Saved data entries →
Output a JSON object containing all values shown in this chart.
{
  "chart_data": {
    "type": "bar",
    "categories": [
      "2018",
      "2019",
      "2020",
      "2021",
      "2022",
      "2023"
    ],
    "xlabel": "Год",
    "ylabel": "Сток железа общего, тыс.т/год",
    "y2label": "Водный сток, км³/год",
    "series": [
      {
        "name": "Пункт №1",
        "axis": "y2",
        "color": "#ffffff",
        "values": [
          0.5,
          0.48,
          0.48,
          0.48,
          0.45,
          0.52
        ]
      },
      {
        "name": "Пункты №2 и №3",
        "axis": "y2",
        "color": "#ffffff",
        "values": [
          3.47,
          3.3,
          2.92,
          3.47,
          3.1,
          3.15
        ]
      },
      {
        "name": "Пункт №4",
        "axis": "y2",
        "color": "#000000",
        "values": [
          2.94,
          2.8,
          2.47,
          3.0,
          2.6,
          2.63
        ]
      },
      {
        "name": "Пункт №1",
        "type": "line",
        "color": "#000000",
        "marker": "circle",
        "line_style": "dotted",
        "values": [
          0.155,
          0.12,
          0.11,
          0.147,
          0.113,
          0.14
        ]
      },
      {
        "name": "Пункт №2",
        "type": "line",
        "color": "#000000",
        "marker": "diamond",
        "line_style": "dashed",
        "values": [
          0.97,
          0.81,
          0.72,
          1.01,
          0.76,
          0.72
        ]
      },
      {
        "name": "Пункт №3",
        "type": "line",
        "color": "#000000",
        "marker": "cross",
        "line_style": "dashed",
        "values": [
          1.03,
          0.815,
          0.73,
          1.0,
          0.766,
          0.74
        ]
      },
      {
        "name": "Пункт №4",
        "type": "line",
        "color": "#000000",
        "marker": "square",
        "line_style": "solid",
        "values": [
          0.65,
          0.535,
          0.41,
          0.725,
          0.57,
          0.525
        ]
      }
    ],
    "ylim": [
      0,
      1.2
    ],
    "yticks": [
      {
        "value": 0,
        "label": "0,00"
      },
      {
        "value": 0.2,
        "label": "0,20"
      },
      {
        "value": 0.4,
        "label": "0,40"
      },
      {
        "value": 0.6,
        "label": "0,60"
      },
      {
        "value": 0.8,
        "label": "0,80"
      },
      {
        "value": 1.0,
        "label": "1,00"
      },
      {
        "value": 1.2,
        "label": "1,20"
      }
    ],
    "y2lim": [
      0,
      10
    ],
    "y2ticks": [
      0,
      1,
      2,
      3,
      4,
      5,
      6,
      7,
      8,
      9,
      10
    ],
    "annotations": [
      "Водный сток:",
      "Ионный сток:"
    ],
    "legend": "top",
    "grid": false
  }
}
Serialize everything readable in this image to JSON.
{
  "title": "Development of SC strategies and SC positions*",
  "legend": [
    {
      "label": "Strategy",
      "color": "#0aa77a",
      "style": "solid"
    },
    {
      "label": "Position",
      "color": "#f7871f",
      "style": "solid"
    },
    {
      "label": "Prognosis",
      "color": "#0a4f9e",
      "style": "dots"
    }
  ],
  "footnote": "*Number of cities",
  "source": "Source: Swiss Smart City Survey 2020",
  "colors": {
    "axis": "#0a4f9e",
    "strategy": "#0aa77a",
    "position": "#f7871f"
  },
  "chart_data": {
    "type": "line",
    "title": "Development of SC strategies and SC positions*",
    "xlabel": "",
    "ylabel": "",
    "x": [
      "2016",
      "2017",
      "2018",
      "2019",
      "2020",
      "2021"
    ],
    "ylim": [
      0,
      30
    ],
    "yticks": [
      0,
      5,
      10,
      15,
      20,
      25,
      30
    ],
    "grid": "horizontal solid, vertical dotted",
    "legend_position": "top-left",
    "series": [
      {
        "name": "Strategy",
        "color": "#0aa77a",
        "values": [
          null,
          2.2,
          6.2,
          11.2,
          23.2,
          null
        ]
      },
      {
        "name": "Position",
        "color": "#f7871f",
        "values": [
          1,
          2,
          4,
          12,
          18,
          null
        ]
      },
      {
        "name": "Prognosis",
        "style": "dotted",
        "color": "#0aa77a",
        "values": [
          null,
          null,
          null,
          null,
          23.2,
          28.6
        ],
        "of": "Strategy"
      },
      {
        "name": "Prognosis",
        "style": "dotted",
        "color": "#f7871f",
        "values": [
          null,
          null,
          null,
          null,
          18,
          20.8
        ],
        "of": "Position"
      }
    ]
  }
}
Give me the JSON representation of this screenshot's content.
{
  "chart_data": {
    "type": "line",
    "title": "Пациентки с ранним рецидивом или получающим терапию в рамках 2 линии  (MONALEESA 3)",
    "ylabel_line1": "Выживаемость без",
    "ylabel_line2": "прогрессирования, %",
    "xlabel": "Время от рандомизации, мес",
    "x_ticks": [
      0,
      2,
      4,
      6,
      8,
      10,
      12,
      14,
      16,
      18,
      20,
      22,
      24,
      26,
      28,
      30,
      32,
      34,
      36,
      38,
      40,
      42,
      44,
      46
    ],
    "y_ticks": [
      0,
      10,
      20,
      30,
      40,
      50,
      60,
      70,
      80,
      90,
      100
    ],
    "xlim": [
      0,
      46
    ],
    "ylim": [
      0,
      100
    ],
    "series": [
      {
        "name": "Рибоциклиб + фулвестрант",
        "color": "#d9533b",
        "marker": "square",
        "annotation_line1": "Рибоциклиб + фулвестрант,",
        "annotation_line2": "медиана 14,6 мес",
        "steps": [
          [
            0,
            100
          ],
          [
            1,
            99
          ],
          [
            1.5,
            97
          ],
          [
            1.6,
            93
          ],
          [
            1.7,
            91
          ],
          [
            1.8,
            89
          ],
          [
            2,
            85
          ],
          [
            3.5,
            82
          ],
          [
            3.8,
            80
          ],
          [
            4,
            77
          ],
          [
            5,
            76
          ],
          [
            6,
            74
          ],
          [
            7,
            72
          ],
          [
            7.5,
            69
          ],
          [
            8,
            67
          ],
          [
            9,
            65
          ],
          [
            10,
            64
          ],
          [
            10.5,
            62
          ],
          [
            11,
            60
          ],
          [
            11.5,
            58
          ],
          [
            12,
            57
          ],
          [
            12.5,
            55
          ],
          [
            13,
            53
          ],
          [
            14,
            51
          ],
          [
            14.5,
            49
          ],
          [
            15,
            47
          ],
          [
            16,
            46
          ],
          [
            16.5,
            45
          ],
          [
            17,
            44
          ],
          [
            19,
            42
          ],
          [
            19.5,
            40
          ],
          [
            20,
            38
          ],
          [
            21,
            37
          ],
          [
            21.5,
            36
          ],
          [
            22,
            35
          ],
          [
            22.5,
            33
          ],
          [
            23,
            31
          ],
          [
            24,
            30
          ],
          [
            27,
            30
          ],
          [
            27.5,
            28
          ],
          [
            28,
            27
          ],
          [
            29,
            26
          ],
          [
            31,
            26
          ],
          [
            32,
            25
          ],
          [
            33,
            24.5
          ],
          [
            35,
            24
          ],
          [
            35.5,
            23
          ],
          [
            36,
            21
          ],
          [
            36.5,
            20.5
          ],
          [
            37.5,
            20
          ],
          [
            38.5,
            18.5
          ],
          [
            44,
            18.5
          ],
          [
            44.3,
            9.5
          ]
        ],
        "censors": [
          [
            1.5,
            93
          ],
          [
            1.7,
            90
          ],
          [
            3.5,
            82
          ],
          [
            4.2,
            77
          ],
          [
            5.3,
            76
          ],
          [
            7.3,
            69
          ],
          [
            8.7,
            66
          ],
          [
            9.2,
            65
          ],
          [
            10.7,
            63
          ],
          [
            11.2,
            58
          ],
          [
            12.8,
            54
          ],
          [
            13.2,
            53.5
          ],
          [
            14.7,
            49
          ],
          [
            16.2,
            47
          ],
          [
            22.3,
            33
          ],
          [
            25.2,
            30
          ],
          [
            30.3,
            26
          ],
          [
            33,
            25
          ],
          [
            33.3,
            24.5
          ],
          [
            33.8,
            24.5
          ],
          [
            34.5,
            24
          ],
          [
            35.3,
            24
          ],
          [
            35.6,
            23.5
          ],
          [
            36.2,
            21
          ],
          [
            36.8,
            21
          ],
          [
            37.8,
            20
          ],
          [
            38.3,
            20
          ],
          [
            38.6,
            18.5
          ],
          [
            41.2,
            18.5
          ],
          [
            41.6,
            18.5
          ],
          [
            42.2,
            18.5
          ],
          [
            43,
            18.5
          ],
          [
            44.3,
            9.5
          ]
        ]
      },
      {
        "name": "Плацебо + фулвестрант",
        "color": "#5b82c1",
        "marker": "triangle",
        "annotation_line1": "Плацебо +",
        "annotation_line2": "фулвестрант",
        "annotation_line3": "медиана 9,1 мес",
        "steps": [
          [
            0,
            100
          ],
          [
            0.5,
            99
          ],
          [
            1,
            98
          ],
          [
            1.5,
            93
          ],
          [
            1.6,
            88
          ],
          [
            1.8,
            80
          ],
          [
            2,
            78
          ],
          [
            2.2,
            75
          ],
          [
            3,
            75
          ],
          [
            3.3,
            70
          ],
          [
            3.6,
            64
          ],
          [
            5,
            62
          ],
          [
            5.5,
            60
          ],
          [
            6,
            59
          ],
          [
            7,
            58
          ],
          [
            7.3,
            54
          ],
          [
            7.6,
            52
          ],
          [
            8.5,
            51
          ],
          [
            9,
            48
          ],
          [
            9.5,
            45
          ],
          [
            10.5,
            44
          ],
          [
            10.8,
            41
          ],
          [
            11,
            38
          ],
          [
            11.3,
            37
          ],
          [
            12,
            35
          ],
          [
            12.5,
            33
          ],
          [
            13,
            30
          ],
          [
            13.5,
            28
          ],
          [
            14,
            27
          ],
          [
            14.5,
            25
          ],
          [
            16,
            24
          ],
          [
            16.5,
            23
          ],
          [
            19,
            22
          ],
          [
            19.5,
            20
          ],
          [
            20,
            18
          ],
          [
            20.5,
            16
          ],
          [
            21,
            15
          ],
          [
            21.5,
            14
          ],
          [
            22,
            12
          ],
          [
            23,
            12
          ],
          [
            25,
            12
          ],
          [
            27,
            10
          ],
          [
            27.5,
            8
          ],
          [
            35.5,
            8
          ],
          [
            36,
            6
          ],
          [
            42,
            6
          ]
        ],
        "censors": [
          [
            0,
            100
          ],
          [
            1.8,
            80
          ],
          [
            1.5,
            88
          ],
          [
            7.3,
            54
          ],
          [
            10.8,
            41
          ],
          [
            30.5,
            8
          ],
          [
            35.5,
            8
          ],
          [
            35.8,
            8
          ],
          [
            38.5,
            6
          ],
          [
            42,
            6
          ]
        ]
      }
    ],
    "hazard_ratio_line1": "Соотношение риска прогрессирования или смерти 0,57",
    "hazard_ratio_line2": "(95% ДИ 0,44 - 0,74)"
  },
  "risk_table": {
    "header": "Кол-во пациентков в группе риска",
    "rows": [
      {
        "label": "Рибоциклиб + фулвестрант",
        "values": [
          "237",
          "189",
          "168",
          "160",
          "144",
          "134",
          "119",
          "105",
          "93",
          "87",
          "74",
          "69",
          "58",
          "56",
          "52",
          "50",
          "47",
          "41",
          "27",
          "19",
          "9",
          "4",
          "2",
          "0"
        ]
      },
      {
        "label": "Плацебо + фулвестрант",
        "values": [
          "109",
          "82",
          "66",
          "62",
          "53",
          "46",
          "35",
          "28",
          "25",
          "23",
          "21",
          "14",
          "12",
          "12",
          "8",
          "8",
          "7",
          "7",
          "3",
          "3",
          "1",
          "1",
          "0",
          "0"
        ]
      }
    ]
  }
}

REQUIRED WORK → Identify each line in the records above containing the word "grid"; copy those lines.

PROBLEM SOLUTION →
    "grid": false
    "grid": "horizontal solid, vertical dotted",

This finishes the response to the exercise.